## TEXT PASSAGE
┌──
Consequently, we actuate and compel all comrades and groups to defend our class interests and to combat the bourgeois framework in these protests: to the structuring and organization against all the democratic and nationalist attempts at channeling; to fortify and extend the contacts between us, to create organizational networks at all levels, structures to defend ourselves from the repression and to discuss about how to assume whatever task.

28th of May, 2019

Internationalist Proletarians
www.en.proletariosinternacionalistas.org
info@proletariosinternacionalistas.org

Notes

1. A conservative and corporatist movement of small merchants, led by Pierre Poujade in the 1950’s, that protested against the extension of large commercial spaces. Jean-Marie Le Pen would be a poujadist representative before funding the french National Front.

2. A term which makes reference to the cultivated and progressive urban bourgeoisie.

3. The “French white underclass”, the french ‘white trash’.

4. A group organized against the police violence in the banlieues, with a discourse close to racialism. It takes its name in memory of Adama Traoré, a 24 year old youth who was murdered by the police while under detention.

5. See our book “La llama del suburbio” [The Flames of the Suburbs] at www.proletariosinternacionalistas.org (currently in french and spanish)
└──
## INFORMATION PROVIDED
┌──
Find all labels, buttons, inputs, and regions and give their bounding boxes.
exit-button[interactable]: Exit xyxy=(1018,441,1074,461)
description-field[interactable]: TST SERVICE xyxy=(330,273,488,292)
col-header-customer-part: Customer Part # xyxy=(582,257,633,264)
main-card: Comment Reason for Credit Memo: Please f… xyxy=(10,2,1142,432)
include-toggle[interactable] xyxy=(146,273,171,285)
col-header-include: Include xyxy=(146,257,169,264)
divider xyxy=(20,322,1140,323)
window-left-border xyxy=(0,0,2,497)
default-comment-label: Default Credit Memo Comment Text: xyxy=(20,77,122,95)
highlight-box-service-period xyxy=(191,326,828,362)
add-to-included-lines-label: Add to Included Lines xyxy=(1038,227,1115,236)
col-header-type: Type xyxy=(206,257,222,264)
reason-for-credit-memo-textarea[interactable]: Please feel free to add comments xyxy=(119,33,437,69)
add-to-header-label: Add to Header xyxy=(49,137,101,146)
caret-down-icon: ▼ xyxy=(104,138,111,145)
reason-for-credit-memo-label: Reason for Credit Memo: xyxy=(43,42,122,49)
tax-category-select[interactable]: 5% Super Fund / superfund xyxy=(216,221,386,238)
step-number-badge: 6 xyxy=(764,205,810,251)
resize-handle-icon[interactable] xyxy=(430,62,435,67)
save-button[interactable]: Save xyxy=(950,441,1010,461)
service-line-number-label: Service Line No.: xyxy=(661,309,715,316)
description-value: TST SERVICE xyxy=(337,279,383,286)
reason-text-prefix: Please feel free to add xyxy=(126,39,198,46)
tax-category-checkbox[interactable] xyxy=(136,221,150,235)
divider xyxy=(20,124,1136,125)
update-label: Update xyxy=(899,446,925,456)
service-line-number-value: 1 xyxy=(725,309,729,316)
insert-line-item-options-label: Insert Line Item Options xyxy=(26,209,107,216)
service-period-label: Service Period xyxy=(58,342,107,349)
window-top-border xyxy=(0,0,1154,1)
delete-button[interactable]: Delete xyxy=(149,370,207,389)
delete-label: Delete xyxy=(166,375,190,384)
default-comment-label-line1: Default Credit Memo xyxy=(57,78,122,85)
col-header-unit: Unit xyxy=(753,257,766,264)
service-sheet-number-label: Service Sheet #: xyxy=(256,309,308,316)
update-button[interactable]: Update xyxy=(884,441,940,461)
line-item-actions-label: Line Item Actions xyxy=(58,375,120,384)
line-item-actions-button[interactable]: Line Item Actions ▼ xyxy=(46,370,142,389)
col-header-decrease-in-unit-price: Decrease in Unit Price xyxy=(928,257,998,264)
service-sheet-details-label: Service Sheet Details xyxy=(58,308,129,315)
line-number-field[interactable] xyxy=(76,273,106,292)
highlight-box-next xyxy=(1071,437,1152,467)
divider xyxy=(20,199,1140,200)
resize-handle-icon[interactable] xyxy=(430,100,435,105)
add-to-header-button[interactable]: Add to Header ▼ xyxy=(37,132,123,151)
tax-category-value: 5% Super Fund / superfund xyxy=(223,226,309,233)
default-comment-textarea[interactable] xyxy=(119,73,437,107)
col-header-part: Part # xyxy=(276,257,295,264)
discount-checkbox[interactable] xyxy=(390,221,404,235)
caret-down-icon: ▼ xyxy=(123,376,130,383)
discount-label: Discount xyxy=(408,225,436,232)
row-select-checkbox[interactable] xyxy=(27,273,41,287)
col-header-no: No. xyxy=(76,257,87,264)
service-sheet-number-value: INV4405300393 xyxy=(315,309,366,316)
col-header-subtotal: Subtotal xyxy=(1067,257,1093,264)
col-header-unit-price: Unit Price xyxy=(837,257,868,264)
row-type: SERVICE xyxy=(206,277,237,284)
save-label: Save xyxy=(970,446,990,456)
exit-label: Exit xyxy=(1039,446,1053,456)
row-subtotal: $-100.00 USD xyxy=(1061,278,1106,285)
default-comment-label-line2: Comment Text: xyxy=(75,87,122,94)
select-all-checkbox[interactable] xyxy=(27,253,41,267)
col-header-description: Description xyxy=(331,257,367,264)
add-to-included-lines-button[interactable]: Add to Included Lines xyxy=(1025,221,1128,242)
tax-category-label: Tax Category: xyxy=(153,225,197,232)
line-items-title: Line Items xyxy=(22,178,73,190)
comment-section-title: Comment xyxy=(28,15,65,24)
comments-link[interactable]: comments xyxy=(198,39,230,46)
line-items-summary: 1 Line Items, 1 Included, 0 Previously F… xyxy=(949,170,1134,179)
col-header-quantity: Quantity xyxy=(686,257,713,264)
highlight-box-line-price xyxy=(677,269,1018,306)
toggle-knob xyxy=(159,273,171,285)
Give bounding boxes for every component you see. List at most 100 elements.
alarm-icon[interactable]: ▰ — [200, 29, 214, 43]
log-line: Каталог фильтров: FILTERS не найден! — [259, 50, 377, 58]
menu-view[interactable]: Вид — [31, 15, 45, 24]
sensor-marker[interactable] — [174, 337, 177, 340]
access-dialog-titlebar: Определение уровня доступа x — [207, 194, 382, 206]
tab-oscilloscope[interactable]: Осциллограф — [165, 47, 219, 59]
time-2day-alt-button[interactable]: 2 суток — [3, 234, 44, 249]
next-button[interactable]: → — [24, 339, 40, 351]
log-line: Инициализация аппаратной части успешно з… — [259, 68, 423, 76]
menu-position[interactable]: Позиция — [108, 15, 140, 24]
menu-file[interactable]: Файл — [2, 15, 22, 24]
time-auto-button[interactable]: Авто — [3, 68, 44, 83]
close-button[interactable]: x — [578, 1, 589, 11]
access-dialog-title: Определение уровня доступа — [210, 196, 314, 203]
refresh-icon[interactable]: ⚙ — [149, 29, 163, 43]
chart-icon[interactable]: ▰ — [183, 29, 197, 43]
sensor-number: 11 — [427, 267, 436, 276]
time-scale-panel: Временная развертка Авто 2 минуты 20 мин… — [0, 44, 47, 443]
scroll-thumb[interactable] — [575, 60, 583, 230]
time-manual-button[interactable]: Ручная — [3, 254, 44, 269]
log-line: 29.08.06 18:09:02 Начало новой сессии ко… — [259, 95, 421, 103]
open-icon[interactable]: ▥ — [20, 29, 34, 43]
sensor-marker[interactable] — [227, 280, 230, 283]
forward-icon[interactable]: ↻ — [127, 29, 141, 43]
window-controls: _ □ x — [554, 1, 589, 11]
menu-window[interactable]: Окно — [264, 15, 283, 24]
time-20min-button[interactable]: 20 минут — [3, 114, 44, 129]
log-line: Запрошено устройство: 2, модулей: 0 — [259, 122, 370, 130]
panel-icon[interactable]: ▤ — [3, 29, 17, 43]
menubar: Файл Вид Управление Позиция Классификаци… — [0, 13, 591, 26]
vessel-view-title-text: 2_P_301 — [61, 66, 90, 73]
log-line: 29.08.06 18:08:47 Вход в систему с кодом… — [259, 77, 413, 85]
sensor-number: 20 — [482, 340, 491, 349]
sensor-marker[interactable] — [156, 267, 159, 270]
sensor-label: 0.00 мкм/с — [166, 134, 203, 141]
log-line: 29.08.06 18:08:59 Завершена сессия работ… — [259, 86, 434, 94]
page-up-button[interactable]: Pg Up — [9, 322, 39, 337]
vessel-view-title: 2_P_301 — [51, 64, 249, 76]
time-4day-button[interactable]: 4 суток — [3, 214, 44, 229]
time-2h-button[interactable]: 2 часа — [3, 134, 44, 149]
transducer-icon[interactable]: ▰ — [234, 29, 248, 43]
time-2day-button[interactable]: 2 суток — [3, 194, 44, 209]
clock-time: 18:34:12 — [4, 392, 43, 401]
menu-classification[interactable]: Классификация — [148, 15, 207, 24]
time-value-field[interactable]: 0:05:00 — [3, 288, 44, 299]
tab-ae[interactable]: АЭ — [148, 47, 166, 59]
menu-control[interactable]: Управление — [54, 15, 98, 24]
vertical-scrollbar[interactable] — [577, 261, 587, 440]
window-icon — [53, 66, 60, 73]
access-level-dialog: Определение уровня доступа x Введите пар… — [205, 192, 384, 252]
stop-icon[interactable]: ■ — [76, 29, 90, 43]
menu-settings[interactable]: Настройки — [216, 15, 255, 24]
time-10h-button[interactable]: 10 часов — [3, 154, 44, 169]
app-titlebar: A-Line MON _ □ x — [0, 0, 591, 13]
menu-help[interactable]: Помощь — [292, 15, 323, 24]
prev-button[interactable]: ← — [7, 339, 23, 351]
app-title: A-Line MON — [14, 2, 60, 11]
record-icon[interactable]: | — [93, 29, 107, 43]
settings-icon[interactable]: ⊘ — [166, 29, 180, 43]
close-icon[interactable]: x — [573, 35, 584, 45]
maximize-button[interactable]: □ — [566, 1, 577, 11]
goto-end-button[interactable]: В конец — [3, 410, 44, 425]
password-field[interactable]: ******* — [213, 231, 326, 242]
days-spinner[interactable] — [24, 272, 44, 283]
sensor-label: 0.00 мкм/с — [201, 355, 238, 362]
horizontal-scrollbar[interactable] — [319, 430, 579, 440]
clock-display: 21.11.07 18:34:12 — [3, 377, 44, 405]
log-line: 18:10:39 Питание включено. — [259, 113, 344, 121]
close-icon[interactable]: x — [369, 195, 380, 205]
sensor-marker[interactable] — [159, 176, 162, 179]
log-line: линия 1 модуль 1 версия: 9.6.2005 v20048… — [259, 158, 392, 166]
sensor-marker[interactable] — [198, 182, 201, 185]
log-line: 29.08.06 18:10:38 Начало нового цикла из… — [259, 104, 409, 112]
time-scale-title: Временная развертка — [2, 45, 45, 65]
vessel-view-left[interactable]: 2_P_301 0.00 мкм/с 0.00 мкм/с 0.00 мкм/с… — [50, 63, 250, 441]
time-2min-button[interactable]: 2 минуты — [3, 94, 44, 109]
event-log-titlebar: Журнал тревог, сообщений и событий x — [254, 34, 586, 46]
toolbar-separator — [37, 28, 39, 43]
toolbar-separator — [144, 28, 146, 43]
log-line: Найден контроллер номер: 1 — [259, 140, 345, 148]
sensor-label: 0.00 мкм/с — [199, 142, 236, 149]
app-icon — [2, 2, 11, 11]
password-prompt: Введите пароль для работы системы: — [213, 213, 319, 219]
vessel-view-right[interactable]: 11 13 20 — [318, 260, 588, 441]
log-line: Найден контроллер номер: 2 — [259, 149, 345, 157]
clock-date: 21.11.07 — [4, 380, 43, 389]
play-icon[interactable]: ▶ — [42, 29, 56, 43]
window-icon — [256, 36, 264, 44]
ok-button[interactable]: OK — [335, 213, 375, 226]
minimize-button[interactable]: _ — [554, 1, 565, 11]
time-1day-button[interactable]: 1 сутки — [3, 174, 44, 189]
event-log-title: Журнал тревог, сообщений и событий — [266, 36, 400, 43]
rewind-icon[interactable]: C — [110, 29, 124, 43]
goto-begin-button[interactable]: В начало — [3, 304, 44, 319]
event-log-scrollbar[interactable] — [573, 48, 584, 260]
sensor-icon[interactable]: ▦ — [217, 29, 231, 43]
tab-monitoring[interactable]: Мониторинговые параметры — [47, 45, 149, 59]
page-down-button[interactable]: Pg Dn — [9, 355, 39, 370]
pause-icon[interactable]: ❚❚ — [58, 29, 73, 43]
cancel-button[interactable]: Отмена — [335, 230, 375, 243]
└──
## TASK GOAL
Can you transcribe the protest statement word for word, starting with "Internationalist Proletarians" and going on through "progressive urban bourgeoisie."?

## RESULT OF THIS EXERCISE
Internationalist Proletarians
www.en.proletariosinternacionalistas.org
info@proletariosinternacionalistas.org

Notes

1. A conservative and corporatist movement of small merchants, led by Pierre Poujade in the 1950’s, that protested against the extension of large commercial spaces. Jean-Marie Le Pen would be a poujadist representative before funding the french National Front.

2. A term which makes reference to the cultivated and progressive urban bourgeoisie.